▶ _TASK DETAILS_
Omit the pictures, then reproduce every remaining record exactly.

▶ _RECORDS FOR THE EXERCISE_
########
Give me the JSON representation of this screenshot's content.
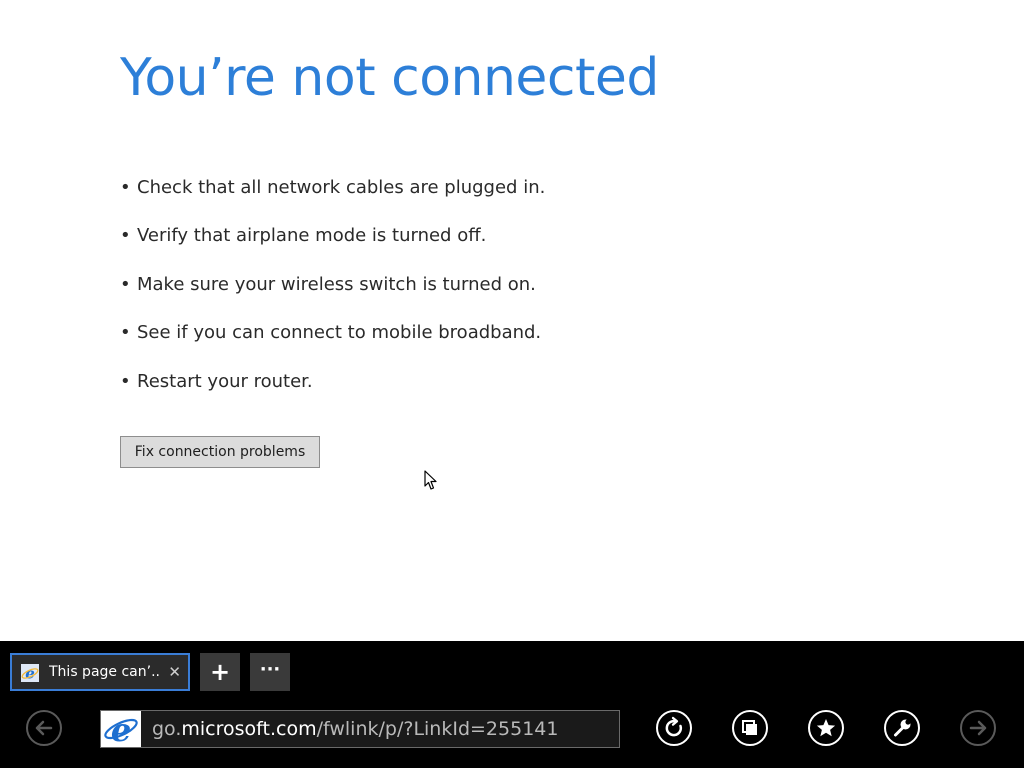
{
  "error_page": {
    "title": "You’re not connected",
    "tips": [
      "Check that all network cables are plugged in.",
      "Verify that airplane mode is turned off.",
      "Make sure your wireless switch is turned on.",
      "See if you can connect to mobile broadband.",
      "Restart your router."
    ],
    "bullet": "•",
    "fix_button_label": "Fix connection problems"
  },
  "app_bar": {
    "tab": {
      "title": "This page can’...",
      "close_glyph": "✕",
      "icon": "ie-favicon-icon"
    },
    "new_tab_glyph": "+",
    "more_glyph": "···",
    "address": {
      "prefix": "go.",
      "domain": "microsoft.com",
      "path": "/fwlink/p/?LinkId=255141",
      "site_icon": "ie-logo-icon"
    },
    "buttons": {
      "back": "back-arrow-icon",
      "refresh": "refresh-icon",
      "pin": "pin-to-start-icon",
      "favorites": "star-icon",
      "tools": "wrench-icon",
      "forward": "forward-arrow-icon"
    }
  },
  "colors": {
    "title_blue": "#2d7fd8",
    "tab_border": "#3a7dd6",
    "ie_blue": "#1e6fd0",
    "app_bar_bg": "#000000"
  }
}
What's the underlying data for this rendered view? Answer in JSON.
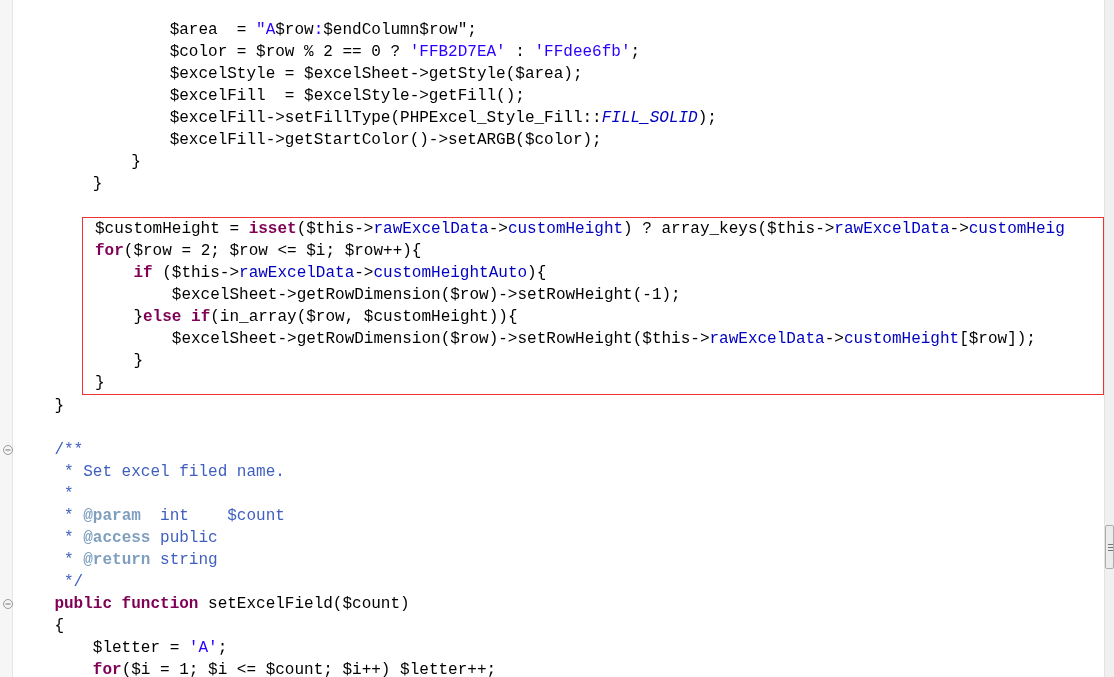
{
  "editor": {
    "blocks": [
      {
        "kind": "plain",
        "lines": [
          {
            "kind": "blank"
          },
          {
            "kind": "code",
            "tokens": [
              {
                "kind": "plain",
                "text": "                $area  = "
              },
              {
                "kind": "string",
                "text": "\"A"
              },
              {
                "kind": "plain",
                "text": "$row"
              },
              {
                "kind": "string",
                "text": ":"
              },
              {
                "kind": "plain",
                "text": "$endColumn$row\";"
              }
            ]
          },
          {
            "kind": "code",
            "tokens": [
              {
                "kind": "plain",
                "text": "                $color = $row % 2 == 0 ? "
              },
              {
                "kind": "string",
                "text": "'FFB2D7EA'"
              },
              {
                "kind": "plain",
                "text": " : "
              },
              {
                "kind": "string",
                "text": "'FFdee6fb'"
              },
              {
                "kind": "plain",
                "text": ";"
              }
            ]
          },
          {
            "kind": "code",
            "tokens": [
              {
                "kind": "plain",
                "text": "                $excelStyle = $excelSheet->getStyle($area);"
              }
            ]
          },
          {
            "kind": "code",
            "tokens": [
              {
                "kind": "plain",
                "text": "                $excelFill  = $excelStyle->getFill();"
              }
            ]
          },
          {
            "kind": "code",
            "tokens": [
              {
                "kind": "plain",
                "text": "                $excelFill->setFillType(PHPExcel_Style_Fill::"
              },
              {
                "kind": "constant",
                "text": "FILL_SOLID"
              },
              {
                "kind": "plain",
                "text": ");"
              }
            ]
          },
          {
            "kind": "code",
            "tokens": [
              {
                "kind": "plain",
                "text": "                $excelFill->getStartColor()->setARGB($color);"
              }
            ]
          },
          {
            "kind": "code",
            "tokens": [
              {
                "kind": "plain",
                "text": "            }"
              }
            ]
          },
          {
            "kind": "code",
            "tokens": [
              {
                "kind": "plain",
                "text": "        }"
              }
            ]
          },
          {
            "kind": "blank"
          }
        ]
      },
      {
        "kind": "highlight",
        "lines": [
          {
            "kind": "code",
            "tokens": [
              {
                "kind": "plain",
                "text": "$customHeight = "
              },
              {
                "kind": "keyword",
                "text": "isset"
              },
              {
                "kind": "plain",
                "text": "($this->"
              },
              {
                "kind": "field",
                "text": "rawExcelData"
              },
              {
                "kind": "plain",
                "text": "->"
              },
              {
                "kind": "field",
                "text": "customHeight"
              },
              {
                "kind": "plain",
                "text": ") ? array_keys($this->"
              },
              {
                "kind": "field",
                "text": "rawExcelData"
              },
              {
                "kind": "plain",
                "text": "->"
              },
              {
                "kind": "field",
                "text": "customHeig"
              }
            ]
          },
          {
            "kind": "code",
            "tokens": [
              {
                "kind": "keyword",
                "text": "for"
              },
              {
                "kind": "plain",
                "text": "($row = 2; $row <= $i; $row++){"
              }
            ]
          },
          {
            "kind": "code",
            "tokens": [
              {
                "kind": "keyword",
                "text": "    if"
              },
              {
                "kind": "plain",
                "text": " ($this->"
              },
              {
                "kind": "field",
                "text": "rawExcelData"
              },
              {
                "kind": "plain",
                "text": "->"
              },
              {
                "kind": "field",
                "text": "customHeightAuto"
              },
              {
                "kind": "plain",
                "text": "){"
              }
            ]
          },
          {
            "kind": "code",
            "tokens": [
              {
                "kind": "plain",
                "text": "        $excelSheet->getRowDimension($row)->setRowHeight(-1);"
              }
            ]
          },
          {
            "kind": "code",
            "tokens": [
              {
                "kind": "plain",
                "text": "    }"
              },
              {
                "kind": "keyword",
                "text": "else if"
              },
              {
                "kind": "plain",
                "text": "(in_array($row, $customHeight)){"
              }
            ]
          },
          {
            "kind": "code",
            "tokens": [
              {
                "kind": "plain",
                "text": "        $excelSheet->getRowDimension($row)->setRowHeight($this->"
              },
              {
                "kind": "field",
                "text": "rawExcelData"
              },
              {
                "kind": "plain",
                "text": "->"
              },
              {
                "kind": "field",
                "text": "customHeight"
              },
              {
                "kind": "plain",
                "text": "[$row]);"
              }
            ]
          },
          {
            "kind": "code",
            "tokens": [
              {
                "kind": "plain",
                "text": "    }"
              }
            ]
          },
          {
            "kind": "code",
            "tokens": [
              {
                "kind": "plain",
                "text": "}"
              }
            ]
          }
        ]
      },
      {
        "kind": "plain",
        "lines": [
          {
            "kind": "code",
            "tokens": [
              {
                "kind": "plain",
                "text": "    }"
              }
            ]
          },
          {
            "kind": "blank"
          },
          {
            "kind": "fold-start",
            "expanded": true,
            "tokens": [
              {
                "kind": "comment",
                "text": "    /**"
              }
            ]
          },
          {
            "kind": "code",
            "tokens": [
              {
                "kind": "comment",
                "text": "     * Set excel filed name."
              }
            ]
          },
          {
            "kind": "code",
            "tokens": [
              {
                "kind": "comment",
                "text": "     *"
              }
            ]
          },
          {
            "kind": "code",
            "tokens": [
              {
                "kind": "comment",
                "text": "     * "
              },
              {
                "kind": "doctag",
                "text": "@param"
              },
              {
                "kind": "comment",
                "text": "  int    $count"
              }
            ]
          },
          {
            "kind": "code",
            "tokens": [
              {
                "kind": "comment",
                "text": "     * "
              },
              {
                "kind": "doctag",
                "text": "@access"
              },
              {
                "kind": "comment",
                "text": " public"
              }
            ]
          },
          {
            "kind": "code",
            "tokens": [
              {
                "kind": "comment",
                "text": "     * "
              },
              {
                "kind": "doctag",
                "text": "@return"
              },
              {
                "kind": "comment",
                "text": " string"
              }
            ]
          },
          {
            "kind": "code",
            "tokens": [
              {
                "kind": "comment",
                "text": "     */"
              }
            ]
          },
          {
            "kind": "fold-start",
            "expanded": true,
            "tokens": [
              {
                "kind": "keyword",
                "text": "    public function"
              },
              {
                "kind": "plain",
                "text": " setExcelField($count)"
              }
            ]
          },
          {
            "kind": "code",
            "tokens": [
              {
                "kind": "plain",
                "text": "    {"
              }
            ]
          },
          {
            "kind": "code",
            "tokens": [
              {
                "kind": "plain",
                "text": "        $letter = "
              },
              {
                "kind": "string",
                "text": "'A'"
              },
              {
                "kind": "plain",
                "text": ";"
              }
            ]
          },
          {
            "kind": "code",
            "tokens": [
              {
                "kind": "keyword",
                "text": "        for"
              },
              {
                "kind": "plain",
                "text": "($i = 1; $i <= $count; $i++) $letter++;"
              }
            ]
          }
        ]
      }
    ]
  }
}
########
▶ _TASK ANSWER_
Give me the JSON representation of this screenshot's content.
{
  "error_page": {
    "title": "You’re not connected",
    "tips": [
      "Check that all network cables are plugged in.",
      "Verify that airplane mode is turned off.",
      "Make sure your wireless switch is turned on.",
      "See if you can connect to mobile broadband.",
      "Restart your router."
    ],
    "bullet": "•",
    "fix_button_label": "Fix connection problems"
  },
  "app_bar": {
    "tab": {
      "title": "This page can’...",
      "close_glyph": "✕",
      "icon": "ie-favicon-icon"
    },
    "new_tab_glyph": "+",
    "more_glyph": "···",
    "address": {
      "prefix": "go.",
      "domain": "microsoft.com",
      "path": "/fwlink/p/?LinkId=255141",
      "site_icon": "ie-logo-icon"
    },
    "buttons": {
      "back": "back-arrow-icon",
      "refresh": "refresh-icon",
      "pin": "pin-to-start-icon",
      "favorites": "star-icon",
      "tools": "wrench-icon",
      "forward": "forward-arrow-icon"
    }
  },
  "colors": {
    "title_blue": "#2d7fd8",
    "tab_border": "#3a7dd6",
    "ie_blue": "#1e6fd0",
    "app_bar_bg": "#000000"
  }
}
What's the underlying data for this rendered view? Answer in JSON.
{
  "editor": {
    "blocks": [
      {
        "kind": "plain",
        "lines": [
          {
            "kind": "blank"
          },
          {
            "kind": "code",
            "tokens": [
              {
                "kind": "plain",
                "text": "                $area  = "
              },
              {
                "kind": "string",
                "text": "\"A"
              },
              {
                "kind": "plain",
                "text": "$row"
              },
              {
                "kind": "string",
                "text": ":"
              },
              {
                "kind": "plain",
                "text": "$endColumn$row\";"
              }
            ]
          },
          {
            "kind": "code",
            "tokens": [
              {
                "kind": "plain",
                "text": "                $color = $row % 2 == 0 ? "
              },
              {
                "kind": "string",
                "text": "'FFB2D7EA'"
              },
              {
                "kind": "plain",
                "text": " : "
              },
              {
                "kind": "string",
                "text": "'FFdee6fb'"
              },
              {
                "kind": "plain",
                "text": ";"
              }
            ]
          },
          {
            "kind": "code",
            "tokens": [
              {
                "kind": "plain",
                "text": "                $excelStyle = $excelSheet->getStyle($area);"
              }
            ]
          },
          {
            "kind": "code",
            "tokens": [
              {
                "kind": "plain",
                "text": "                $excelFill  = $excelStyle->getFill();"
              }
            ]
          },
          {
            "kind": "code",
            "tokens": [
              {
                "kind": "plain",
                "text": "                $excelFill->setFillType(PHPExcel_Style_Fill::"
              },
              {
                "kind": "constant",
                "text": "FILL_SOLID"
              },
              {
                "kind": "plain",
                "text": ");"
              }
            ]
          },
          {
            "kind": "code",
            "tokens": [
              {
                "kind": "plain",
                "text": "                $excelFill->getStartColor()->setARGB($color);"
              }
            ]
          },
          {
            "kind": "code",
            "tokens": [
              {
                "kind": "plain",
                "text": "            }"
              }
            ]
          },
          {
            "kind": "code",
            "tokens": [
              {
                "kind": "plain",
                "text": "        }"
              }
            ]
          },
          {
            "kind": "blank"
          }
        ]
      },
      {
        "kind": "highlight",
        "lines": [
          {
            "kind": "code",
            "tokens": [
              {
                "kind": "plain",
                "text": "$customHeight = "
              },
              {
                "kind": "keyword",
                "text": "isset"
              },
              {
                "kind": "plain",
                "text": "($this->"
              },
              {
                "kind": "field",
                "text": "rawExcelData"
              },
              {
                "kind": "plain",
                "text": "->"
              },
              {
                "kind": "field",
                "text": "customHeight"
              },
              {
                "kind": "plain",
                "text": ") ? array_keys($this->"
              },
              {
                "kind": "field",
                "text": "rawExcelData"
              },
              {
                "kind": "plain",
                "text": "->"
              },
              {
                "kind": "field",
                "text": "customHeig"
              }
            ]
          },
          {
            "kind": "code",
            "tokens": [
              {
                "kind": "keyword",
                "text": "for"
              },
              {
                "kind": "plain",
                "text": "($row = 2; $row <= $i; $row++){"
              }
            ]
          },
          {
            "kind": "code",
            "tokens": [
              {
                "kind": "keyword",
                "text": "    if"
              },
              {
                "kind": "plain",
                "text": " ($this->"
              },
              {
                "kind": "field",
                "text": "rawExcelData"
              },
              {
                "kind": "plain",
                "text": "->"
              },
              {
                "kind": "field",
                "text": "customHeightAuto"
              },
              {
                "kind": "plain",
                "text": "){"
              }
            ]
          },
          {
            "kind": "code",
            "tokens": [
              {
                "kind": "plain",
                "text": "        $excelSheet->getRowDimension($row)->setRowHeight(-1);"
              }
            ]
          },
          {
            "kind": "code",
            "tokens": [
              {
                "kind": "plain",
                "text": "    }"
              },
              {
                "kind": "keyword",
                "text": "else if"
              },
              {
                "kind": "plain",
                "text": "(in_array($row, $customHeight)){"
              }
            ]
          },
          {
            "kind": "code",
            "tokens": [
              {
                "kind": "plain",
                "text": "        $excelSheet->getRowDimension($row)->setRowHeight($this->"
              },
              {
                "kind": "field",
                "text": "rawExcelData"
              },
              {
                "kind": "plain",
                "text": "->"
              },
              {
                "kind": "field",
                "text": "customHeight"
              },
              {
                "kind": "plain",
                "text": "[$row]);"
              }
            ]
          },
          {
            "kind": "code",
            "tokens": [
              {
                "kind": "plain",
                "text": "    }"
              }
            ]
          },
          {
            "kind": "code",
            "tokens": [
              {
                "kind": "plain",
                "text": "}"
              }
            ]
          }
        ]
      },
      {
        "kind": "plain",
        "lines": [
          {
            "kind": "code",
            "tokens": [
              {
                "kind": "plain",
                "text": "    }"
              }
            ]
          },
          {
            "kind": "blank"
          },
          {
            "kind": "fold-start",
            "expanded": true,
            "tokens": [
              {
                "kind": "comment",
                "text": "    /**"
              }
            ]
          },
          {
            "kind": "code",
            "tokens": [
              {
                "kind": "comment",
                "text": "     * Set excel filed name."
              }
            ]
          },
          {
            "kind": "code",
            "tokens": [
              {
                "kind": "comment",
                "text": "     *"
              }
            ]
          },
          {
            "kind": "code",
            "tokens": [
              {
                "kind": "comment",
                "text": "     * "
              },
              {
                "kind": "doctag",
                "text": "@param"
              },
              {
                "kind": "comment",
                "text": "  int    $count"
              }
            ]
          },
          {
            "kind": "code",
            "tokens": [
              {
                "kind": "comment",
                "text": "     * "
              },
              {
                "kind": "doctag",
                "text": "@access"
              },
              {
                "kind": "comment",
                "text": " public"
              }
            ]
          },
          {
            "kind": "code",
            "tokens": [
              {
                "kind": "comment",
                "text": "     * "
              },
              {
                "kind": "doctag",
                "text": "@return"
              },
              {
                "kind": "comment",
                "text": " string"
              }
            ]
          },
          {
            "kind": "code",
            "tokens": [
              {
                "kind": "comment",
                "text": "     */"
              }
            ]
          },
          {
            "kind": "fold-start",
            "expanded": true,
            "tokens": [
              {
                "kind": "keyword",
                "text": "    public function"
              },
              {
                "kind": "plain",
                "text": " setExcelField($count)"
              }
            ]
          },
          {
            "kind": "code",
            "tokens": [
              {
                "kind": "plain",
                "text": "    {"
              }
            ]
          },
          {
            "kind": "code",
            "tokens": [
              {
                "kind": "plain",
                "text": "        $letter = "
              },
              {
                "kind": "string",
                "text": "'A'"
              },
              {
                "kind": "plain",
                "text": ";"
              }
            ]
          },
          {
            "kind": "code",
            "tokens": [
              {
                "kind": "keyword",
                "text": "        for"
              },
              {
                "kind": "plain",
                "text": "($i = 1; $i <= $count; $i++) $letter++;"
              }
            ]
          }
        ]
      }
    ]
  }
}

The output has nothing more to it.